■ **WHAT NEEDS TO BE DONE**:
Each record is to be printed again precisely as it reads.

■ **PROVIDED RECORDS**:
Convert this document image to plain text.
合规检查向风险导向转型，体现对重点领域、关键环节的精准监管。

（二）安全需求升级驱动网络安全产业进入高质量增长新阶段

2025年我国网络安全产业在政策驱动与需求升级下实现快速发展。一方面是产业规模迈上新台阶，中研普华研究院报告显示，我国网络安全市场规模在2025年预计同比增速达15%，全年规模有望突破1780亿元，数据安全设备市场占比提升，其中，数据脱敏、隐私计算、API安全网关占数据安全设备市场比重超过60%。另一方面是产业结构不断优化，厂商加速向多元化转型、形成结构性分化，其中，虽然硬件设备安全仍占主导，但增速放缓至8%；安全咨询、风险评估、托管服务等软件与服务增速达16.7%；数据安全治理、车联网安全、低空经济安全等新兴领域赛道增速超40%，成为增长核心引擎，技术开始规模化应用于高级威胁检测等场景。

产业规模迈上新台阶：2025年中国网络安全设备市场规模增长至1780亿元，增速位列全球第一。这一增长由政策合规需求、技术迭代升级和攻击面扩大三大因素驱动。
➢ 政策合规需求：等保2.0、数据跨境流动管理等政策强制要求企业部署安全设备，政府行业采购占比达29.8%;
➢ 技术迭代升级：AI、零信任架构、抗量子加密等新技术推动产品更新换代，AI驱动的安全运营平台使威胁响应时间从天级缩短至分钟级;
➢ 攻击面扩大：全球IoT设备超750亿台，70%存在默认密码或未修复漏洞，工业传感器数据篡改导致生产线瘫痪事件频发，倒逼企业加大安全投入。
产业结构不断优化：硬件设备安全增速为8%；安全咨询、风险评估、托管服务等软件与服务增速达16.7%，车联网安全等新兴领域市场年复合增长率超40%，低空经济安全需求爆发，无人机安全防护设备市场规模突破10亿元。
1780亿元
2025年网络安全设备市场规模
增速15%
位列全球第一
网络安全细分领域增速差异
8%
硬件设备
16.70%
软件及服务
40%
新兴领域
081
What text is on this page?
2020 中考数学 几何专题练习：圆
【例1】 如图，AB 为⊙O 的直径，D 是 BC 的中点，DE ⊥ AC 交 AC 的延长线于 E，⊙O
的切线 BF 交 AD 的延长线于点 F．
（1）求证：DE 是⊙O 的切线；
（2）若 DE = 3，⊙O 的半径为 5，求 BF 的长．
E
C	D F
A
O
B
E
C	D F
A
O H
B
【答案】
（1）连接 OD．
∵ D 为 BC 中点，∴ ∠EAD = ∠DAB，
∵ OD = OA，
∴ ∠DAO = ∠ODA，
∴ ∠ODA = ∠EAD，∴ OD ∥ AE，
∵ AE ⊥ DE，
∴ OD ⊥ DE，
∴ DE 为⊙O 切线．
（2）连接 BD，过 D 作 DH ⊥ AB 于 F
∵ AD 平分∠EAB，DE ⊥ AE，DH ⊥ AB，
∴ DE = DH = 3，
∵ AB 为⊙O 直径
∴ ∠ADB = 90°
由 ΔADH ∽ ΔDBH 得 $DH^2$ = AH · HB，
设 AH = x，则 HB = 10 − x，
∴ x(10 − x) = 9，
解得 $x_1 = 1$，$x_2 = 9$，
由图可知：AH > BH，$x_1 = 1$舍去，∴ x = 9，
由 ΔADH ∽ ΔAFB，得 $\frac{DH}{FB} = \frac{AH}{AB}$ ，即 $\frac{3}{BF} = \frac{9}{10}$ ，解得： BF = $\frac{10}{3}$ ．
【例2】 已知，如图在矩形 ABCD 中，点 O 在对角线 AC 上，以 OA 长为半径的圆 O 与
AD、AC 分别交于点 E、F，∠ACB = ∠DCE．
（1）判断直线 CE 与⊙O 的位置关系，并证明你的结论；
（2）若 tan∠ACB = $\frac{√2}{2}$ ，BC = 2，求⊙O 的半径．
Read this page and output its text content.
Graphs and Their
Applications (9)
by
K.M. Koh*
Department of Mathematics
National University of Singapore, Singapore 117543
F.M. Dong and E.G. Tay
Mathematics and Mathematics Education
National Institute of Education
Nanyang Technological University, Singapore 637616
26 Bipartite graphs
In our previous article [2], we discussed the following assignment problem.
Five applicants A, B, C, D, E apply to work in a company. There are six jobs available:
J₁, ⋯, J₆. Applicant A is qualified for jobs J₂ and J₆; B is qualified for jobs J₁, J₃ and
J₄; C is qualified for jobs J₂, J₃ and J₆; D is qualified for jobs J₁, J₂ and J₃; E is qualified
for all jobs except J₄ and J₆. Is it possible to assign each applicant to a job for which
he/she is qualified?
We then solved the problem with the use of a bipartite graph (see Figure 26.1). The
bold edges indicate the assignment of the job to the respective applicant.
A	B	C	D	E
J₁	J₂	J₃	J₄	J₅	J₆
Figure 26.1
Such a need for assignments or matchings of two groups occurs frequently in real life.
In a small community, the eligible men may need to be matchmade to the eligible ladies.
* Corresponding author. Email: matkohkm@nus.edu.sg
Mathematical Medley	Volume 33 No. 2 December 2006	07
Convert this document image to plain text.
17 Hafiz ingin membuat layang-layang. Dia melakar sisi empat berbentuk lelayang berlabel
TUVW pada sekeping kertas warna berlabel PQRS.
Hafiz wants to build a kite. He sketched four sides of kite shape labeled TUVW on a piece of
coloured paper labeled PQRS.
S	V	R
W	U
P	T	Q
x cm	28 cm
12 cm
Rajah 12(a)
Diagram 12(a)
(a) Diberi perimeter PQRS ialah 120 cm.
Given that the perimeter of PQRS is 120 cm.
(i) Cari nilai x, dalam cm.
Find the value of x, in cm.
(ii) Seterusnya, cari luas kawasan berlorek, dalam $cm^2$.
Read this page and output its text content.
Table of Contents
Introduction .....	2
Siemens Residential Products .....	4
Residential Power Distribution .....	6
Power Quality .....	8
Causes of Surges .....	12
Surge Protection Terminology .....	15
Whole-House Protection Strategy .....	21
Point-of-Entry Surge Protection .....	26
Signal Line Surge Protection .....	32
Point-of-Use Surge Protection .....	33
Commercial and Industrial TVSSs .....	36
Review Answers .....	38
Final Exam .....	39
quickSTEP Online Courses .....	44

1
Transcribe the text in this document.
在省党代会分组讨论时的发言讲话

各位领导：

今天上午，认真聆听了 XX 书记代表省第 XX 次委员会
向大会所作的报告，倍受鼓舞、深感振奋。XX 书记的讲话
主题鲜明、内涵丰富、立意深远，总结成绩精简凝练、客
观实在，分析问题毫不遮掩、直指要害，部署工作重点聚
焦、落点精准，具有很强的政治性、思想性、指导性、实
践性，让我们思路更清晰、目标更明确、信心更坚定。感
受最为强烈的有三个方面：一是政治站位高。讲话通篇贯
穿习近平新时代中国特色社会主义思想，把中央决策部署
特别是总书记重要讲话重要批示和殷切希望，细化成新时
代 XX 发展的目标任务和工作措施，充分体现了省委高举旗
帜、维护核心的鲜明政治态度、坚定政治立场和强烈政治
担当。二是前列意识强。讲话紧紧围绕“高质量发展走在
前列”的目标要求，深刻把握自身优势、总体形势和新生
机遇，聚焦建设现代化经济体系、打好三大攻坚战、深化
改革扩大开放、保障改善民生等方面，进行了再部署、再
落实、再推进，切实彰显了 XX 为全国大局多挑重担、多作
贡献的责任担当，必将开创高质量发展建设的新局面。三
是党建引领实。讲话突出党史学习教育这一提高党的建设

■ **ANSWER BELOW**:
Convert this document image to plain text.
合规检查向风险导向转型，体现对重点领域、关键环节的精准监管。

（二）安全需求升级驱动网络安全产业进入高质量增长新阶段

2025年我国网络安全产业在政策驱动与需求升级下实现快速发展。一方面是产业规模迈上新台阶，中研普华研究院报告显示，我国网络安全市场规模在2025年预计同比增速达15%，全年规模有望突破1780亿元，数据安全设备市场占比提升，其中，数据脱敏、隐私计算、API安全网关占数据安全设备市场比重超过60%。另一方面是产业结构不断优化，厂商加速向多元化转型、形成结构性分化，其中，虽然硬件设备安全仍占主导，但增速放缓至8%；安全咨询、风险评估、托管服务等软件与服务增速达16.7%；数据安全治理、车联网安全、低空经济安全等新兴领域赛道增速超40%，成为增长核心引擎，技术开始规模化应用于高级威胁检测等场景。

产业规模迈上新台阶：2025年中国网络安全设备市场规模增长至1780亿元，增速位列全球第一。这一增长由政策合规需求、技术迭代升级和攻击面扩大三大因素驱动。
➢ 政策合规需求：等保2.0、数据跨境流动管理等政策强制要求企业部署安全设备，政府行业采购占比达29.8%;
➢ 技术迭代升级：AI、零信任架构、抗量子加密等新技术推动产品更新换代，AI驱动的安全运营平台使威胁响应时间从天级缩短至分钟级;
➢ 攻击面扩大：全球IoT设备超750亿台，70%存在默认密码或未修复漏洞，工业传感器数据篡改导致生产线瘫痪事件频发，倒逼企业加大安全投入。
产业结构不断优化：硬件设备安全增速为8%；安全咨询、风险评估、托管服务等软件与服务增速达16.7%，车联网安全等新兴领域市场年复合增长率超40%，低空经济安全需求爆发，无人机安全防护设备市场规模突破10亿元。
1780亿元
2025年网络安全设备市场规模
增速15%
位列全球第一
网络安全细分领域增速差异
8%
硬件设备
16.70%
软件及服务
40%
新兴领域
081
What text is on this page?
2020 中考数学 几何专题练习：圆
【例1】 如图，AB 为⊙O 的直径，D 是 BC 的中点，DE ⊥ AC 交 AC 的延长线于 E，⊙O
的切线 BF 交 AD 的延长线于点 F．
（1）求证：DE 是⊙O 的切线；
（2）若 DE = 3，⊙O 的半径为 5，求 BF 的长．
E
C	D F
A
O
B
E
C	D F
A
O H
B
【答案】
（1）连接 OD．
∵ D 为 BC 中点，∴ ∠EAD = ∠DAB，
∵ OD = OA，
∴ ∠DAO = ∠ODA，
∴ ∠ODA = ∠EAD，∴ OD ∥ AE，
∵ AE ⊥ DE，
∴ OD ⊥ DE，
∴ DE 为⊙O 切线．
（2）连接 BD，过 D 作 DH ⊥ AB 于 F
∵ AD 平分∠EAB，DE ⊥ AE，DH ⊥ AB，
∴ DE = DH = 3，
∵ AB 为⊙O 直径
∴ ∠ADB = 90°
由 ΔADH ∽ ΔDBH 得 $DH^2$ = AH · HB，
设 AH = x，则 HB = 10 − x，
∴ x(10 − x) = 9，
解得 $x_1 = 1$，$x_2 = 9$，
由图可知：AH > BH，$x_1 = 1$舍去，∴ x = 9，
由 ΔADH ∽ ΔAFB，得 $\frac{DH}{FB} = \frac{AH}{AB}$ ，即 $\frac{3}{BF} = \frac{9}{10}$ ，解得： BF = $\frac{10}{3}$ ．
【例2】 已知，如图在矩形 ABCD 中，点 O 在对角线 AC 上，以 OA 长为半径的圆 O 与
AD、AC 分别交于点 E、F，∠ACB = ∠DCE．
（1）判断直线 CE 与⊙O 的位置关系，并证明你的结论；
（2）若 tan∠ACB = $\frac{√2}{2}$ ，BC = 2，求⊙O 的半径．
Read this page and output its text content.
Graphs and Their
Applications (9)
by
K.M. Koh*
Department of Mathematics
National University of Singapore, Singapore 117543
F.M. Dong and E.G. Tay
Mathematics and Mathematics Education
National Institute of Education
Nanyang Technological University, Singapore 637616
26 Bipartite graphs
In our previous article [2], we discussed the following assignment problem.
Five applicants A, B, C, D, E apply to work in a company. There are six jobs available:
J₁, ⋯, J₆. Applicant A is qualified for jobs J₂ and J₆; B is qualified for jobs J₁, J₃ and
J₄; C is qualified for jobs J₂, J₃ and J₆; D is qualified for jobs J₁, J₂ and J₃; E is qualified
for all jobs except J₄ and J₆. Is it possible to assign each applicant to a job for which
he/she is qualified?
We then solved the problem with the use of a bipartite graph (see Figure 26.1). The
bold edges indicate the assignment of the job to the respective applicant.
A	B	C	D	E
J₁	J₂	J₃	J₄	J₅	J₆
Figure 26.1
Such a need for assignments or matchings of two groups occurs frequently in real life.
In a small community, the eligible men may need to be matchmade to the eligible ladies.
* Corresponding author. Email: matkohkm@nus.edu.sg
Mathematical Medley	Volume 33 No. 2 December 2006	07
Convert this document image to plain text.
17 Hafiz ingin membuat layang-layang. Dia melakar sisi empat berbentuk lelayang berlabel
TUVW pada sekeping kertas warna berlabel PQRS.
Hafiz wants to build a kite. He sketched four sides of kite shape labeled TUVW on a piece of
coloured paper labeled PQRS.
S	V	R
W	U
P	T	Q
x cm	28 cm
12 cm
Rajah 12(a)
Diagram 12(a)
(a) Diberi perimeter PQRS ialah 120 cm.
Given that the perimeter of PQRS is 120 cm.
(i) Cari nilai x, dalam cm.
Find the value of x, in cm.
(ii) Seterusnya, cari luas kawasan berlorek, dalam $cm^2$.
Read this page and output its text content.
Table of Contents
Introduction .....	2
Siemens Residential Products .....	4
Residential Power Distribution .....	6
Power Quality .....	8
Causes of Surges .....	12
Surge Protection Terminology .....	15
Whole-House Protection Strategy .....	21
Point-of-Entry Surge Protection .....	26
Signal Line Surge Protection .....	32
Point-of-Use Surge Protection .....	33
Commercial and Industrial TVSSs .....	36
Review Answers .....	38
Final Exam .....	39
quickSTEP Online Courses .....	44

1
Transcribe the text in this document.
在省党代会分组讨论时的发言讲话

各位领导：

今天上午，认真聆听了 XX 书记代表省第 XX 次委员会
向大会所作的报告，倍受鼓舞、深感振奋。XX 书记的讲话
主题鲜明、内涵丰富、立意深远，总结成绩精简凝练、客
观实在，分析问题毫不遮掩、直指要害，部署工作重点聚
焦、落点精准，具有很强的政治性、思想性、指导性、实
践性，让我们思路更清晰、目标更明确、信心更坚定。感
受最为强烈的有三个方面：一是政治站位高。讲话通篇贯
穿习近平新时代中国特色社会主义思想，把中央决策部署
特别是总书记重要讲话重要批示和殷切希望，细化成新时
代 XX 发展的目标任务和工作措施，充分体现了省委高举旗
帜、维护核心的鲜明政治态度、坚定政治立场和强烈政治
担当。二是前列意识强。讲话紧紧围绕“高质量发展走在
前列”的目标要求，深刻把握自身优势、总体形势和新生
机遇，聚焦建设现代化经济体系、打好三大攻坚战、深化
改革扩大开放、保障改善民生等方面，进行了再部署、再
落实、再推进，切实彰显了 XX 为全国大局多挑重担、多作
贡献的责任担当，必将开创高质量发展建设的新局面。三
是党建引领实。讲话突出党史学习教育这一提高党的建设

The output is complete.